■ PROMPT ■
In the blog post about photographers at a blogger conference, which course did Jim Hobart teach the writer at UCF?

■ DOCUMENT TEXT ■
======
Blogger conferences attract many incredibly talented photographers! It’s hardly a secret that blogging and photography often seem to be inextricably intertwined. My photography abilities are definitely lacking finesse and practice, but I’m so glad two amazing photographers were on hand on Saturday to make us all look professional and poised! A special thank-you goes out to Jim Hobart of Macbeth Photography, who took complimentary professional headshots (see mine!) of all the attendees! It was definitely a great opportunity to update my professional persona. I have to add that Jim was also my professor at UCF for Introduction to Advertising! It really is incredible to see that what goes around, comes around. For my final advertising project, the assignment was to design an ad about yourself, and think about how you would like to see yourself advertised. One of the last slides of my presentation on Saturday happened to be that ad! I continue to use it because it really gets to the heart of who I am, and what I fight for. Thanks, Jim, once again, for inspiring me a few years ago!
Another photographer who is equally worthy of mention is my friend Josh Murdock, a Valencia College professor, a digital media guru, and fellow spina bifida cause activist. Thank you so much, Josh for taking beautiful photos capturing the day’s events! Here are a few he took during my session. Again, I’m so grateful that you took such great-quality photos of a special moment for me!
======
■ RECORDS SUPPLIED ■
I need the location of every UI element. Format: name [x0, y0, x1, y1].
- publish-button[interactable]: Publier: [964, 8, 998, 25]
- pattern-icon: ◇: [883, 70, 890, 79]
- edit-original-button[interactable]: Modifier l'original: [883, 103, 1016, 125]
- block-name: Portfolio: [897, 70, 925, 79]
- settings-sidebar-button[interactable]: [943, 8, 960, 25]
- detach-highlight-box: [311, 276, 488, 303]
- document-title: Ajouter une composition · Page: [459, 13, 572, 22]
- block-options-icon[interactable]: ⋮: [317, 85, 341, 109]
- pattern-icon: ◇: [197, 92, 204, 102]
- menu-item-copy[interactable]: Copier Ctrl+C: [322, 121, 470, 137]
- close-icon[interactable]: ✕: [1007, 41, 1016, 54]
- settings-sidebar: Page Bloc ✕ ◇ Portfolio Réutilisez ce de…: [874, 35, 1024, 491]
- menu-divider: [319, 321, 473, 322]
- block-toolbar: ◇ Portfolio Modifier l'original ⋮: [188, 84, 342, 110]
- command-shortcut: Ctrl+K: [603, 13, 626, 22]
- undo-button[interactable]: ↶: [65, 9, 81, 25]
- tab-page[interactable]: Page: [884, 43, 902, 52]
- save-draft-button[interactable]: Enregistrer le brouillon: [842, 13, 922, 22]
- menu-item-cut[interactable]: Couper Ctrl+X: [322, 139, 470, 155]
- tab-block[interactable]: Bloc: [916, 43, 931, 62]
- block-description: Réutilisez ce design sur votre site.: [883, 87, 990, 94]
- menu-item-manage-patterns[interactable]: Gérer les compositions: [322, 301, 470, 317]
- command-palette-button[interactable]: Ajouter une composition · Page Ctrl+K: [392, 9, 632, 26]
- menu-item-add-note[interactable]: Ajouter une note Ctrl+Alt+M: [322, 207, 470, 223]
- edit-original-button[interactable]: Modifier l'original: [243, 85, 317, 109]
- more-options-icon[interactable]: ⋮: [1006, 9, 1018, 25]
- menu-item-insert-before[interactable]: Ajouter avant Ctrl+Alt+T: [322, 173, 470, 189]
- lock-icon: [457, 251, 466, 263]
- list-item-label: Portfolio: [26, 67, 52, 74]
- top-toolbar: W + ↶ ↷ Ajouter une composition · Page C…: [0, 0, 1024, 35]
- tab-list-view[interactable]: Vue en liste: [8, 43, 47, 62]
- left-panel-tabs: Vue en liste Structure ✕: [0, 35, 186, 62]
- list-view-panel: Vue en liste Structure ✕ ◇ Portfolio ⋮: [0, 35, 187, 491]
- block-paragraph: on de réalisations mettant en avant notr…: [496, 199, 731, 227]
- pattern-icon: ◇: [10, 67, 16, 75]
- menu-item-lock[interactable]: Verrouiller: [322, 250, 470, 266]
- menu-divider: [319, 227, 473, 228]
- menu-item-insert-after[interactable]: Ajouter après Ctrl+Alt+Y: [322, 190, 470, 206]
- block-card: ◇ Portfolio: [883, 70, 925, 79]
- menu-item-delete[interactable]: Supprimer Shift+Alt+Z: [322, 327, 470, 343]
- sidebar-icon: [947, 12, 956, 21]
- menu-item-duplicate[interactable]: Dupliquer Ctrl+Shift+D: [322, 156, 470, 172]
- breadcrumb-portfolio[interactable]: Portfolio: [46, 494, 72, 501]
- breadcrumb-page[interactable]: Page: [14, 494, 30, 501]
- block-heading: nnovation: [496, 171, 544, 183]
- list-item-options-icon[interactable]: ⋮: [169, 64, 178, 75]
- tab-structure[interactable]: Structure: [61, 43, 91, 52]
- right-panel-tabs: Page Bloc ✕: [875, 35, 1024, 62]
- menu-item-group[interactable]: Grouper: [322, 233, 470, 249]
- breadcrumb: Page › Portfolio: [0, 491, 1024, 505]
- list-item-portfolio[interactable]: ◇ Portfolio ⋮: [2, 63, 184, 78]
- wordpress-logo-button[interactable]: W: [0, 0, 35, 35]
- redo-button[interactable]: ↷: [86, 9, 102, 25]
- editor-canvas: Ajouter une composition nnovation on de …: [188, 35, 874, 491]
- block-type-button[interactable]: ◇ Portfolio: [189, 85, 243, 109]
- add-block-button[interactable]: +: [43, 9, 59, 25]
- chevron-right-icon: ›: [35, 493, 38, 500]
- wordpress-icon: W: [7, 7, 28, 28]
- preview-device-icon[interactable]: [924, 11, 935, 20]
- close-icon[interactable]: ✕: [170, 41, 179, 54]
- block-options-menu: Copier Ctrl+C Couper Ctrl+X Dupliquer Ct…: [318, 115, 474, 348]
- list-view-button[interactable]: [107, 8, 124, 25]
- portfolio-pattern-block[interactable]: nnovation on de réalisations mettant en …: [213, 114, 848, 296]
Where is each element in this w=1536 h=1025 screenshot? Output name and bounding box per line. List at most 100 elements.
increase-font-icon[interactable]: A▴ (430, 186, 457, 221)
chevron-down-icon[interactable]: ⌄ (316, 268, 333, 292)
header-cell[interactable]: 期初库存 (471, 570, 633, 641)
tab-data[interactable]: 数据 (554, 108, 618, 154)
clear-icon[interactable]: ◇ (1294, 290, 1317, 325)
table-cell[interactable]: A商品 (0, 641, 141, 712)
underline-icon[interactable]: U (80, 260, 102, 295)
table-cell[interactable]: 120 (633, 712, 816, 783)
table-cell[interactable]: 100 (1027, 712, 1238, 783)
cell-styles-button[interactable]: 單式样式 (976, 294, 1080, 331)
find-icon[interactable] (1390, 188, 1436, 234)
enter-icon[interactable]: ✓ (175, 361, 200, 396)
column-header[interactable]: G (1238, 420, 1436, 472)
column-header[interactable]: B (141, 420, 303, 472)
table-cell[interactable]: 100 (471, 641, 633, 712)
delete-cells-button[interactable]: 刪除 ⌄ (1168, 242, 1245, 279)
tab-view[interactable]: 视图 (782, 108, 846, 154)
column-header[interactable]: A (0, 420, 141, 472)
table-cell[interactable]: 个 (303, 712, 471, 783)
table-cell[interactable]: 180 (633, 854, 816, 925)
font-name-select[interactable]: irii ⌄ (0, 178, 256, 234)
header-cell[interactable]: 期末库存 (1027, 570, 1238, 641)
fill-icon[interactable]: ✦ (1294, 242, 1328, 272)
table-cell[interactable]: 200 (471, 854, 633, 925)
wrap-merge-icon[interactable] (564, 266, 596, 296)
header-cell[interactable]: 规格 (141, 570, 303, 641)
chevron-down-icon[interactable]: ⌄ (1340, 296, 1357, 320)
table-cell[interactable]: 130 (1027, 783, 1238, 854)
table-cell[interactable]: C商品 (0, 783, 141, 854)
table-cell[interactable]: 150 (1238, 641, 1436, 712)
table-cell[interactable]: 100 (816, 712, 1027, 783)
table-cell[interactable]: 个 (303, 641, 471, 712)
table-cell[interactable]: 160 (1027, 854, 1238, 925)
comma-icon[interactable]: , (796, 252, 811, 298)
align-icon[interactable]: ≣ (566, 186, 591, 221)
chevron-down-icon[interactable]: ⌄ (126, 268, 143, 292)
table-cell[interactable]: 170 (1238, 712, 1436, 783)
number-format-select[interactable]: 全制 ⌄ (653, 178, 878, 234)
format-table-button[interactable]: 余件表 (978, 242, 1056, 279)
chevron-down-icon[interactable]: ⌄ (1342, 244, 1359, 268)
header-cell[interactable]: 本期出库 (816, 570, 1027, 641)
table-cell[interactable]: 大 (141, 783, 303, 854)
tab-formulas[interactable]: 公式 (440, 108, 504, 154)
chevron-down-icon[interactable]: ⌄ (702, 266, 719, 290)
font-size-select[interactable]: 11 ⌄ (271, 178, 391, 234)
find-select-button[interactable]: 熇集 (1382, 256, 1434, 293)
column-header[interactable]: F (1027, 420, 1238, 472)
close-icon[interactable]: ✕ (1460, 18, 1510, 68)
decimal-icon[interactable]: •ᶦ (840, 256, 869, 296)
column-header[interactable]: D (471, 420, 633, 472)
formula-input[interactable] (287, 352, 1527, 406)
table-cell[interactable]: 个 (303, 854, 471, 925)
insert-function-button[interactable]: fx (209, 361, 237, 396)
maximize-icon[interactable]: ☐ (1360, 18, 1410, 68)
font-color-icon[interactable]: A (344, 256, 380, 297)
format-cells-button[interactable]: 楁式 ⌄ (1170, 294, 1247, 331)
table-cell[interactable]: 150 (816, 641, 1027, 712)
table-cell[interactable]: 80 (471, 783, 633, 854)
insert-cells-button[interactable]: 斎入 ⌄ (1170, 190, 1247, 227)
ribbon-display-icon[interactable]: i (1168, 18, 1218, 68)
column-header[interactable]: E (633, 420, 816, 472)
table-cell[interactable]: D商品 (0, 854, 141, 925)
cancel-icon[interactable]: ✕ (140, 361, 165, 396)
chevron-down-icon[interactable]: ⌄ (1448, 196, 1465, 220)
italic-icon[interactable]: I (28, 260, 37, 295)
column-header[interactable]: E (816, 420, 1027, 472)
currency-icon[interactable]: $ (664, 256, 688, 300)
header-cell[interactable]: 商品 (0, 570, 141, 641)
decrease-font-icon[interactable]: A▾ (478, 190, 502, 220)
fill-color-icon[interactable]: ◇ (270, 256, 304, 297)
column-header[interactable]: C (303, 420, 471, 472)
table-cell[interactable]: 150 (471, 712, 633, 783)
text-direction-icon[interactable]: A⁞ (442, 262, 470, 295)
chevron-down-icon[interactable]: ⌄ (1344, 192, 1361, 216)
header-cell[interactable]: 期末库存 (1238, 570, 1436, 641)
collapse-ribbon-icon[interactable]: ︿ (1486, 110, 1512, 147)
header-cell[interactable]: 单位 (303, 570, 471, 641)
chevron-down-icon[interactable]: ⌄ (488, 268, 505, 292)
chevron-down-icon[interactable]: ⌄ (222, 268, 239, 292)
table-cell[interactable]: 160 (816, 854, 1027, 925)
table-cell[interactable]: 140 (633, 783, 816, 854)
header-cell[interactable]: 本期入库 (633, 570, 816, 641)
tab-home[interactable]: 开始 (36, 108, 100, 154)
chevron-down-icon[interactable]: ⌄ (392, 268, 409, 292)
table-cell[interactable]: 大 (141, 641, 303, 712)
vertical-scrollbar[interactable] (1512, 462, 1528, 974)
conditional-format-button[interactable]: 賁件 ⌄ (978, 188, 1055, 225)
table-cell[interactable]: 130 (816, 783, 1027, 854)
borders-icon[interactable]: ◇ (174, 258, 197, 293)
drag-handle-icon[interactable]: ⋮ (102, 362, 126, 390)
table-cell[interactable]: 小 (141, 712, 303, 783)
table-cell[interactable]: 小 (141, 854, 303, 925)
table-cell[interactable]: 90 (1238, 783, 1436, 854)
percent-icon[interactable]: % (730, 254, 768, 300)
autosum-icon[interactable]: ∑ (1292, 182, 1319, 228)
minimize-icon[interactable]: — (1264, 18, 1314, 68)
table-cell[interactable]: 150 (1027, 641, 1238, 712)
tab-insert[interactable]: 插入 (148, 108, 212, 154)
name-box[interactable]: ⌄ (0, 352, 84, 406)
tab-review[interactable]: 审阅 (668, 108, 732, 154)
======
■ RESPONSE BOX ■
Introduction to Advertising.